--- Start ---

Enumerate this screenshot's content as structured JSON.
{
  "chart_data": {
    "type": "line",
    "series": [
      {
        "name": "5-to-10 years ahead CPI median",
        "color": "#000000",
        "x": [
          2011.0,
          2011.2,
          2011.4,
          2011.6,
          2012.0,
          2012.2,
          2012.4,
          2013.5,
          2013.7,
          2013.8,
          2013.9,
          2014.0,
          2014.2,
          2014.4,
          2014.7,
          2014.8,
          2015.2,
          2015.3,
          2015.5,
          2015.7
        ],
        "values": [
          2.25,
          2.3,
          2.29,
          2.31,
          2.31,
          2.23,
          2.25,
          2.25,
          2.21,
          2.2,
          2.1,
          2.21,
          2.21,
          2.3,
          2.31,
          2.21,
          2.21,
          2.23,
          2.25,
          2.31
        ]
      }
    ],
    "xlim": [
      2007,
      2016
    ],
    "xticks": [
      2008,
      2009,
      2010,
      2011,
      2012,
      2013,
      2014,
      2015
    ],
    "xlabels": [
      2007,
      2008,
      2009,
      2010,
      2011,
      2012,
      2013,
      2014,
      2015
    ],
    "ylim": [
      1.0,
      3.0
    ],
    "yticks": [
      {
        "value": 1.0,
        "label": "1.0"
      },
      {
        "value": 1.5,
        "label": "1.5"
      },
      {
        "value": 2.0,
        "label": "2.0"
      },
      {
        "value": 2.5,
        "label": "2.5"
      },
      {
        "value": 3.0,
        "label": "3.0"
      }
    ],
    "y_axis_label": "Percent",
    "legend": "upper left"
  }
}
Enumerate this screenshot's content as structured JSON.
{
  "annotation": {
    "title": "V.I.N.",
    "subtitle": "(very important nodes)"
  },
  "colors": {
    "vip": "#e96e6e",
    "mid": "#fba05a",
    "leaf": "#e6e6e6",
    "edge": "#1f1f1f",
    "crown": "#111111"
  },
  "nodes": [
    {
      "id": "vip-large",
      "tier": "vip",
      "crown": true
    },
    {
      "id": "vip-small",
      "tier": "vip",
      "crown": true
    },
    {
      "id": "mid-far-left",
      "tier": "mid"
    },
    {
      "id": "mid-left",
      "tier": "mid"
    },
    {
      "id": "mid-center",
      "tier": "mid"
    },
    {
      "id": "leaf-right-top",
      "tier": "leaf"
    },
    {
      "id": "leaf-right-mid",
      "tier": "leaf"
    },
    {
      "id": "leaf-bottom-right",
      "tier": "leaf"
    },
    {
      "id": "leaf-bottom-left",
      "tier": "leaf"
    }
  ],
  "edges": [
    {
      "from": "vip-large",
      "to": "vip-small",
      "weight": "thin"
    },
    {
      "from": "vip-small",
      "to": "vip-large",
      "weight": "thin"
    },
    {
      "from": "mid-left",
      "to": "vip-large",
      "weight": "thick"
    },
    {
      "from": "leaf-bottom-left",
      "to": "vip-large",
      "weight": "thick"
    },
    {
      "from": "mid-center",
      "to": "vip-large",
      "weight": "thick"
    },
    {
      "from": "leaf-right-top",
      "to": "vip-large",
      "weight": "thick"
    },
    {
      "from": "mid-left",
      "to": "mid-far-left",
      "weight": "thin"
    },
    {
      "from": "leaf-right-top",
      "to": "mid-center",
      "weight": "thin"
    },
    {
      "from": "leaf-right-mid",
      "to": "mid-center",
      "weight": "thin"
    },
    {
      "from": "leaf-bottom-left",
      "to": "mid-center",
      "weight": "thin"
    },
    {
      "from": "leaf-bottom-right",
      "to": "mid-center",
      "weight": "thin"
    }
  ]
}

--- End ---

◆ **GOAL OF THE EXERCISE**: Copy out each record, keeping every word as it is.

◆ **RESULT OF THIS TASK**:
Enumerate this screenshot's content as structured JSON.
{
  "chart_data": {
    "type": "line",
    "series": [
      {
        "name": "5-to-10 years ahead CPI median",
        "color": "#000000",
        "x": [
          2011.0,
          2011.2,
          2011.4,
          2011.6,
          2012.0,
          2012.2,
          2012.4,
          2013.5,
          2013.7,
          2013.8,
          2013.9,
          2014.0,
          2014.2,
          2014.4,
          2014.7,
          2014.8,
          2015.2,
          2015.3,
          2015.5,
          2015.7
        ],
        "values": [
          2.25,
          2.3,
          2.29,
          2.31,
          2.31,
          2.23,
          2.25,
          2.25,
          2.21,
          2.2,
          2.1,
          2.21,
          2.21,
          2.3,
          2.31,
          2.21,
          2.21,
          2.23,
          2.25,
          2.31
        ]
      }
    ],
    "xlim": [
      2007,
      2016
    ],
    "xticks": [
      2008,
      2009,
      2010,
      2011,
      2012,
      2013,
      2014,
      2015
    ],
    "xlabels": [
      2007,
      2008,
      2009,
      2010,
      2011,
      2012,
      2013,
      2014,
      2015
    ],
    "ylim": [
      1.0,
      3.0
    ],
    "yticks": [
      {
        "value": 1.0,
        "label": "1.0"
      },
      {
        "value": 1.5,
        "label": "1.5"
      },
      {
        "value": 2.0,
        "label": "2.0"
      },
      {
        "value": 2.5,
        "label": "2.5"
      },
      {
        "value": 3.0,
        "label": "3.0"
      }
    ],
    "y_axis_label": "Percent",
    "legend": "upper left"
  }
}
Enumerate this screenshot's content as structured JSON.
{
  "annotation": {
    "title": "V.I.N.",
    "subtitle": "(very important nodes)"
  },
  "colors": {
    "vip": "#e96e6e",
    "mid": "#fba05a",
    "leaf": "#e6e6e6",
    "edge": "#1f1f1f",
    "crown": "#111111"
  },
  "nodes": [
    {
      "id": "vip-large",
      "tier": "vip",
      "crown": true
    },
    {
      "id": "vip-small",
      "tier": "vip",
      "crown": true
    },
    {
      "id": "mid-far-left",
      "tier": "mid"
    },
    {
      "id": "mid-left",
      "tier": "mid"
    },
    {
      "id": "mid-center",
      "tier": "mid"
    },
    {
      "id": "leaf-right-top",
      "tier": "leaf"
    },
    {
      "id": "leaf-right-mid",
      "tier": "leaf"
    },
    {
      "id": "leaf-bottom-right",
      "tier": "leaf"
    },
    {
      "id": "leaf-bottom-left",
      "tier": "leaf"
    }
  ],
  "edges": [
    {
      "from": "vip-large",
      "to": "vip-small",
      "weight": "thin"
    },
    {
      "from": "vip-small",
      "to": "vip-large",
      "weight": "thin"
    },
    {
      "from": "mid-left",
      "to": "vip-large",
      "weight": "thick"
    },
    {
      "from": "leaf-bottom-left",
      "to": "vip-large",
      "weight": "thick"
    },
    {
      "from": "mid-center",
      "to": "vip-large",
      "weight": "thick"
    },
    {
      "from": "leaf-right-top",
      "to": "vip-large",
      "weight": "thick"
    },
    {
      "from": "mid-left",
      "to": "mid-far-left",
      "weight": "thin"
    },
    {
      "from": "leaf-right-top",
      "to": "mid-center",
      "weight": "thin"
    },
    {
      "from": "leaf-right-mid",
      "to": "mid-center",
      "weight": "thin"
    },
    {
      "from": "leaf-bottom-left",
      "to": "mid-center",
      "weight": "thin"
    },
    {
      "from": "leaf-bottom-right",
      "to": "mid-center",
      "weight": "thin"
    }
  ]
}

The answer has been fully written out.